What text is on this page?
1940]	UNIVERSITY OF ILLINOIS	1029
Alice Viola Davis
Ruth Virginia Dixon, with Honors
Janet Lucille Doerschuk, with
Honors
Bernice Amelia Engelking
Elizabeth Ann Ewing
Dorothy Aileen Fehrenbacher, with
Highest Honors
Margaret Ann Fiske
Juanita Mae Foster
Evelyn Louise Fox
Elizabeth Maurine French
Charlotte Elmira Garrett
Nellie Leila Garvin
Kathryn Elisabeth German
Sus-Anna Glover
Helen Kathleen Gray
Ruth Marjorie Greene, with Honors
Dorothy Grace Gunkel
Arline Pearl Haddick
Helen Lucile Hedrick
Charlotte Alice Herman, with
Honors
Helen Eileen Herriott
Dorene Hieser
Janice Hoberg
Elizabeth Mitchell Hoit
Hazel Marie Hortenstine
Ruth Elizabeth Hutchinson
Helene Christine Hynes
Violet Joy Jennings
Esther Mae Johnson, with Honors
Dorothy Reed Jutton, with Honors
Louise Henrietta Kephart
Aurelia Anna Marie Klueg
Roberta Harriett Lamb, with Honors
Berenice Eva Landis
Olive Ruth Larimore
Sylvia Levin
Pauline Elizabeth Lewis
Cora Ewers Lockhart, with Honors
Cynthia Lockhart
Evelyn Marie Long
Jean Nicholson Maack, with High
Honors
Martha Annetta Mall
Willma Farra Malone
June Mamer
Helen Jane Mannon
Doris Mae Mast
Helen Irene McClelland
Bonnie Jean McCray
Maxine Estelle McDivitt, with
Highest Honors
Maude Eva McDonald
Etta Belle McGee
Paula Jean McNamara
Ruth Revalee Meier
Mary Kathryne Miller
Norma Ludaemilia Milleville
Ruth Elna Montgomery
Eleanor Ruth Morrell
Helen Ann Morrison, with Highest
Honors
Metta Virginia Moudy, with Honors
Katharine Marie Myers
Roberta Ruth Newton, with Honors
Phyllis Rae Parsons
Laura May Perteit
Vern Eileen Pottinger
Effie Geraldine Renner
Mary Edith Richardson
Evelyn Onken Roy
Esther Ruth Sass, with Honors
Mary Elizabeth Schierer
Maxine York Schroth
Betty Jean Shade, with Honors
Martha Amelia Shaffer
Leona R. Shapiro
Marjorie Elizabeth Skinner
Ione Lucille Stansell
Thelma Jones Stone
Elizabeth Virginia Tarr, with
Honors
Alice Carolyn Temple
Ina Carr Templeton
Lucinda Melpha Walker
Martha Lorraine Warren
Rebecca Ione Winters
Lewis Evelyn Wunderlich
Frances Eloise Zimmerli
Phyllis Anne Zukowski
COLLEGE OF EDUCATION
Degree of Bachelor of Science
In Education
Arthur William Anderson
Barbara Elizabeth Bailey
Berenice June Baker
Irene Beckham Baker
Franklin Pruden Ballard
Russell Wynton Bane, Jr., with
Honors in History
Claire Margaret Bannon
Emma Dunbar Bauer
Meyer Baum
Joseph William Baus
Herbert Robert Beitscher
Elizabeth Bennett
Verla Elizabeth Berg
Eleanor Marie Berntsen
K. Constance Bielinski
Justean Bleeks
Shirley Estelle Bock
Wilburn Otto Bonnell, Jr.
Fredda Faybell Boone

________________

• What is asked: Please output the entries above, every line exactly as it reads.

• Written answer:
What text is on this page?
1940]	UNIVERSITY OF ILLINOIS	1029
Alice Viola Davis
Ruth Virginia Dixon, with Honors
Janet Lucille Doerschuk, with
Honors
Bernice Amelia Engelking
Elizabeth Ann Ewing
Dorothy Aileen Fehrenbacher, with
Highest Honors
Margaret Ann Fiske
Juanita Mae Foster
Evelyn Louise Fox
Elizabeth Maurine French
Charlotte Elmira Garrett
Nellie Leila Garvin
Kathryn Elisabeth German
Sus-Anna Glover
Helen Kathleen Gray
Ruth Marjorie Greene, with Honors
Dorothy Grace Gunkel
Arline Pearl Haddick
Helen Lucile Hedrick
Charlotte Alice Herman, with
Honors
Helen Eileen Herriott
Dorene Hieser
Janice Hoberg
Elizabeth Mitchell Hoit
Hazel Marie Hortenstine
Ruth Elizabeth Hutchinson
Helene Christine Hynes
Violet Joy Jennings
Esther Mae Johnson, with Honors
Dorothy Reed Jutton, with Honors
Louise Henrietta Kephart
Aurelia Anna Marie Klueg
Roberta Harriett Lamb, with Honors
Berenice Eva Landis
Olive Ruth Larimore
Sylvia Levin
Pauline Elizabeth Lewis
Cora Ewers Lockhart, with Honors
Cynthia Lockhart
Evelyn Marie Long
Jean Nicholson Maack, with High
Honors
Martha Annetta Mall
Willma Farra Malone
June Mamer
Helen Jane Mannon
Doris Mae Mast
Helen Irene McClelland
Bonnie Jean McCray
Maxine Estelle McDivitt, with
Highest Honors
Maude Eva McDonald
Etta Belle McGee
Paula Jean McNamara
Ruth Revalee Meier
Mary Kathryne Miller
Norma Ludaemilia Milleville
Ruth Elna Montgomery
Eleanor Ruth Morrell
Helen Ann Morrison, with Highest
Honors
Metta Virginia Moudy, with Honors
Katharine Marie Myers
Roberta Ruth Newton, with Honors
Phyllis Rae Parsons
Laura May Perteit
Vern Eileen Pottinger
Effie Geraldine Renner
Mary Edith Richardson
Evelyn Onken Roy
Esther Ruth Sass, with Honors
Mary Elizabeth Schierer
Maxine York Schroth
Betty Jean Shade, with Honors
Martha Amelia Shaffer
Leona R. Shapiro
Marjorie Elizabeth Skinner
Ione Lucille Stansell
Thelma Jones Stone
Elizabeth Virginia Tarr, with
Honors
Alice Carolyn Temple
Ina Carr Templeton
Lucinda Melpha Walker
Martha Lorraine Warren
Rebecca Ione Winters
Lewis Evelyn Wunderlich
Frances Eloise Zimmerli
Phyllis Anne Zukowski
COLLEGE OF EDUCATION
Degree of Bachelor of Science
In Education
Arthur William Anderson
Barbara Elizabeth Bailey
Berenice June Baker
Irene Beckham Baker
Franklin Pruden Ballard
Russell Wynton Bane, Jr., with
Honors in History
Claire Margaret Bannon
Emma Dunbar Bauer
Meyer Baum
Joseph William Baus
Herbert Robert Beitscher
Elizabeth Bennett
Verla Elizabeth Berg
Eleanor Marie Berntsen
K. Constance Bielinski
Justean Bleeks
Shirley Estelle Bock
Wilburn Otto Bonnell, Jr.
Fredda Faybell Boone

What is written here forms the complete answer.